Among the lines below, list those containing the string "grid".

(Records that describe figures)
- - -

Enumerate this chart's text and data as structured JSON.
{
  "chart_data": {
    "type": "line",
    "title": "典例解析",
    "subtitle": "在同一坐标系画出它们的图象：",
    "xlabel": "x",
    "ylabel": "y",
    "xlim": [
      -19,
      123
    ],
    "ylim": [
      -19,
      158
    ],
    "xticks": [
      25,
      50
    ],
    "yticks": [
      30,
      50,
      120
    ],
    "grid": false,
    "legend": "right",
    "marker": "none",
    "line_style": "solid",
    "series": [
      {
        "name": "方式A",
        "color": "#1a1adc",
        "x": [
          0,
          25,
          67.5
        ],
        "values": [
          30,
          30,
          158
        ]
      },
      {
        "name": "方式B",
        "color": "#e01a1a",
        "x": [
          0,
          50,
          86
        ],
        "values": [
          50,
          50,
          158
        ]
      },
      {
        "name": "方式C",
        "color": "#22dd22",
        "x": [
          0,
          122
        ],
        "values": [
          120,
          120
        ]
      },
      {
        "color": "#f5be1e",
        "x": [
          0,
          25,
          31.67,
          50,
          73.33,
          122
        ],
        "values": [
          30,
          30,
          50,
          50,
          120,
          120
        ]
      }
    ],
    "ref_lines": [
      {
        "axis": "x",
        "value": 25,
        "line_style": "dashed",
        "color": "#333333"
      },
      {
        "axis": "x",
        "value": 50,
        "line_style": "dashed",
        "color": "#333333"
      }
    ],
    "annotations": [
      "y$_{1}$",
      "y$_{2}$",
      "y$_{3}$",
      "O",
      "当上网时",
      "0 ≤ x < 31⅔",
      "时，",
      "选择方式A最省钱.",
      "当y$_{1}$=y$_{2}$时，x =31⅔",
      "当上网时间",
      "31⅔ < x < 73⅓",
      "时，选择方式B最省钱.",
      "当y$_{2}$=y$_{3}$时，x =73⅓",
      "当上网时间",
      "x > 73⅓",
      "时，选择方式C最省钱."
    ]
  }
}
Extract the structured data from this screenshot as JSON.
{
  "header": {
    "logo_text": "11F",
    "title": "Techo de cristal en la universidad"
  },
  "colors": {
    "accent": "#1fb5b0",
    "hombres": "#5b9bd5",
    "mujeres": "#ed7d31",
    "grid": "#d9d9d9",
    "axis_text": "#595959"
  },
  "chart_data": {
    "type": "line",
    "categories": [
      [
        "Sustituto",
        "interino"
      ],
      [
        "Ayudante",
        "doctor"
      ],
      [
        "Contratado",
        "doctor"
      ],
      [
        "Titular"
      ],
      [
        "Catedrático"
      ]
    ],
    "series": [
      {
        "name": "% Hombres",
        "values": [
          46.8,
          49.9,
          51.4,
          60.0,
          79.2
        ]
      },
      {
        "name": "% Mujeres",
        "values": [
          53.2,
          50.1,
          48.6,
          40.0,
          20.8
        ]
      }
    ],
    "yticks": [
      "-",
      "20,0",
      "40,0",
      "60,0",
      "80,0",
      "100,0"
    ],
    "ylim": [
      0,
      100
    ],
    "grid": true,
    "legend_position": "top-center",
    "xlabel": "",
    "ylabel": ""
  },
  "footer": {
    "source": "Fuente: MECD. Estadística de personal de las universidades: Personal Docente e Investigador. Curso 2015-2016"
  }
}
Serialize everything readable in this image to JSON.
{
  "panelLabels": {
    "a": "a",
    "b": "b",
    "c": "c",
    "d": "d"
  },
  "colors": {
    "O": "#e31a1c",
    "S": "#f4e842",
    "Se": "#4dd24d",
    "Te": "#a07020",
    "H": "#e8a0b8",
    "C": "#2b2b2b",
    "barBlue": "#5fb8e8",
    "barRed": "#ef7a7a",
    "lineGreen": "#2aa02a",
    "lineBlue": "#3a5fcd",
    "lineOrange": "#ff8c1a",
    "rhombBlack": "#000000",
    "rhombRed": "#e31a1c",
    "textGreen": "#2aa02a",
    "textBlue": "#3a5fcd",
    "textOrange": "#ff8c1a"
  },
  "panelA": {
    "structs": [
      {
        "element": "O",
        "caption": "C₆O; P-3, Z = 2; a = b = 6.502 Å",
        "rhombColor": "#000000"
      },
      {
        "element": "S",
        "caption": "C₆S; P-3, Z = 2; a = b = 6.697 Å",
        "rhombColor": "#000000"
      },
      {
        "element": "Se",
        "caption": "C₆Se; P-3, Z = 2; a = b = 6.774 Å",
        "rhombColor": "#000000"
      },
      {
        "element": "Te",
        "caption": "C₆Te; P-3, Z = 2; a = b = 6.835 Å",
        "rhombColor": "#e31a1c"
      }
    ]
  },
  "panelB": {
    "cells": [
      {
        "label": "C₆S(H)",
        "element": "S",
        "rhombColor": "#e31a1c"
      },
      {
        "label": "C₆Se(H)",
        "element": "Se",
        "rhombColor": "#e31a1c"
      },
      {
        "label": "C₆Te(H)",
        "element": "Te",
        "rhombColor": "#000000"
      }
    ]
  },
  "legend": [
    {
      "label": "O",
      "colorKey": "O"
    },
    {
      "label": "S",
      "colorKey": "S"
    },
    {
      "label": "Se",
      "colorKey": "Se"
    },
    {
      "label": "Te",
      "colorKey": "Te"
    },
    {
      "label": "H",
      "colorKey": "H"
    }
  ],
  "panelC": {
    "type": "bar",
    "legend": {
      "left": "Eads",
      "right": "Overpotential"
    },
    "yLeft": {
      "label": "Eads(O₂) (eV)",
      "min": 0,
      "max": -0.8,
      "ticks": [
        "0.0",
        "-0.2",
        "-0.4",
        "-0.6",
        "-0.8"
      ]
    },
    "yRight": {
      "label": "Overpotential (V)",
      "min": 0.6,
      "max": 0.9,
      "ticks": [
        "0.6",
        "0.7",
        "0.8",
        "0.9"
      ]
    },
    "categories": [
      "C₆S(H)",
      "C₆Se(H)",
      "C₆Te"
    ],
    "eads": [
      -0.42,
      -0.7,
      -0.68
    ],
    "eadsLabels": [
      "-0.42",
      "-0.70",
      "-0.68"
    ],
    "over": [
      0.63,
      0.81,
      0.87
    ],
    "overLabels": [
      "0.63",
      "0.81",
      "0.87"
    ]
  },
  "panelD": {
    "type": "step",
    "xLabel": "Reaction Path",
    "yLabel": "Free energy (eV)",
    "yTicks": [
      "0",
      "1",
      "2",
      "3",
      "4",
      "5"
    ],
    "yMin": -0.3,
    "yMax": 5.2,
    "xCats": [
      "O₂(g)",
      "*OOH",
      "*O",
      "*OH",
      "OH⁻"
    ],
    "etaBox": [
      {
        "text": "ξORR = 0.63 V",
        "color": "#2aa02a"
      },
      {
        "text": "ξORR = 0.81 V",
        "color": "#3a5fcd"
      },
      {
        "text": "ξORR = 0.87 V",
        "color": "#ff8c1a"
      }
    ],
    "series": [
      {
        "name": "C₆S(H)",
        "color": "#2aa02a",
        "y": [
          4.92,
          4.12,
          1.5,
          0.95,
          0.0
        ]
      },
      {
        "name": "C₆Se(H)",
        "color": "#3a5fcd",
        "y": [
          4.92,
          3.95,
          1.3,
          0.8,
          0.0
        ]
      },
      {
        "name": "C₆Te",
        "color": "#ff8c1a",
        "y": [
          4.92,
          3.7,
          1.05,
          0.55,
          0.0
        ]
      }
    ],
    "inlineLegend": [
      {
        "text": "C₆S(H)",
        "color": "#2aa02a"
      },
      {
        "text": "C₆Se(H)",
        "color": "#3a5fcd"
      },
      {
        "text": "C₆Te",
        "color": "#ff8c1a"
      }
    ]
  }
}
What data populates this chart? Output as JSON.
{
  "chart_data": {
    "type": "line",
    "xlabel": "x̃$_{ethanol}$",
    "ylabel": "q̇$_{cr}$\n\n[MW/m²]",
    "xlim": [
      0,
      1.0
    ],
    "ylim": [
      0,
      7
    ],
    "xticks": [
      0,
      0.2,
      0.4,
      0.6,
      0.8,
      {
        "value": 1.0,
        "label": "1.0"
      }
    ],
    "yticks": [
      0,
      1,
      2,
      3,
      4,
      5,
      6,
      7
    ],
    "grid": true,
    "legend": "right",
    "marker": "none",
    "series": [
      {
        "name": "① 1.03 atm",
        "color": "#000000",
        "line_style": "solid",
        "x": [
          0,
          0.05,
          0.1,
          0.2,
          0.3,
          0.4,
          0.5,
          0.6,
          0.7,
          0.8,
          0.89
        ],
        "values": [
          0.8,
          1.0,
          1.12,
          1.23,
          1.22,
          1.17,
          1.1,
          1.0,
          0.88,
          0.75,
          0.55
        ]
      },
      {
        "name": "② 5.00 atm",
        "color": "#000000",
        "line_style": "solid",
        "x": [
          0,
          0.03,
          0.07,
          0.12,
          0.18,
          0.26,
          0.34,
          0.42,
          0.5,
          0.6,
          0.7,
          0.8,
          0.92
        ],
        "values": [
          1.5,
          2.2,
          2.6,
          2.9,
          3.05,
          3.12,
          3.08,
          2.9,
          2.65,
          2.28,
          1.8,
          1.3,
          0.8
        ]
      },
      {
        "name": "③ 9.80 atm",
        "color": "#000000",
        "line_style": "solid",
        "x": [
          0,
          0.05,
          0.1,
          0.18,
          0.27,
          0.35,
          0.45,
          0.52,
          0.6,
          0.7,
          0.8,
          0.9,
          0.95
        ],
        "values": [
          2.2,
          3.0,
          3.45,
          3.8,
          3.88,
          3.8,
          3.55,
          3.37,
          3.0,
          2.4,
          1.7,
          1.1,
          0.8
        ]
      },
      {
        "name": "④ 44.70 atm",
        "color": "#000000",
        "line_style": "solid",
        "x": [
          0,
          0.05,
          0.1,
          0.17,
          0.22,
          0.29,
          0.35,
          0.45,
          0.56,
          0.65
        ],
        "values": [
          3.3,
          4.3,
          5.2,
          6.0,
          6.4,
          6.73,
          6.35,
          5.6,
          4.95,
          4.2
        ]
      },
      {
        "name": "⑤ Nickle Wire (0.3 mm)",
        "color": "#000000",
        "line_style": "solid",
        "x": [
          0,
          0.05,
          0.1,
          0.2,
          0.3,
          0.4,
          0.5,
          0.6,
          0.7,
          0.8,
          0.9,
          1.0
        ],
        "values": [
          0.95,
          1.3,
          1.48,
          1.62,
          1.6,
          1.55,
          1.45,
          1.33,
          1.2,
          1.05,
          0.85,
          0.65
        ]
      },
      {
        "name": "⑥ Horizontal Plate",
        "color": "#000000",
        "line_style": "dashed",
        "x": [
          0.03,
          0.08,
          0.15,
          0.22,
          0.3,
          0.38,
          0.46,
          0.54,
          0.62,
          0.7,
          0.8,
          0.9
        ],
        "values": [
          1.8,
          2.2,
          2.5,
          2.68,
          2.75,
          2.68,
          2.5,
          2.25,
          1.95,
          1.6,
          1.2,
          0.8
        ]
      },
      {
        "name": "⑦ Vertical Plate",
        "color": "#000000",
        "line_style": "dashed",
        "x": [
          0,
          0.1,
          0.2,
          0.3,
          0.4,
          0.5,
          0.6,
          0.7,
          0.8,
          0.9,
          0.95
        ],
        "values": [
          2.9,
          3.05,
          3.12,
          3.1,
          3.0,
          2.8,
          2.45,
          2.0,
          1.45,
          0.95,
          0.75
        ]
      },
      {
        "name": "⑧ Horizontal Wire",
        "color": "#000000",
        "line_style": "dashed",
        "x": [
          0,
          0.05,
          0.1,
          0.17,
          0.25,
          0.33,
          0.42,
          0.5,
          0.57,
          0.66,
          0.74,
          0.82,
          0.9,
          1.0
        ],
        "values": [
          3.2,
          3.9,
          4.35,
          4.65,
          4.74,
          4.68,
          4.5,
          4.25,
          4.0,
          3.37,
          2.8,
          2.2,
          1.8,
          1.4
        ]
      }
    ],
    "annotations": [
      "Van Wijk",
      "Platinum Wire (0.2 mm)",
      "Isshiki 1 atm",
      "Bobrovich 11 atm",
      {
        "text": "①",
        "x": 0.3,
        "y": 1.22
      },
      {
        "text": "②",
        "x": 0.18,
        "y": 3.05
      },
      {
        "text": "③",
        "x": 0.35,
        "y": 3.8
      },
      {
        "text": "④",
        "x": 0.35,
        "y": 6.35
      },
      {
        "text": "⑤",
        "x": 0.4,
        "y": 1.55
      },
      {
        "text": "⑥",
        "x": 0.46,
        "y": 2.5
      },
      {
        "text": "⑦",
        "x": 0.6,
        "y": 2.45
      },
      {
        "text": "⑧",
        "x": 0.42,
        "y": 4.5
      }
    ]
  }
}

- - -

» **REPLY**:
    "grid": false,
    "grid": "#d9d9d9",
    "grid": true,
    "grid": true,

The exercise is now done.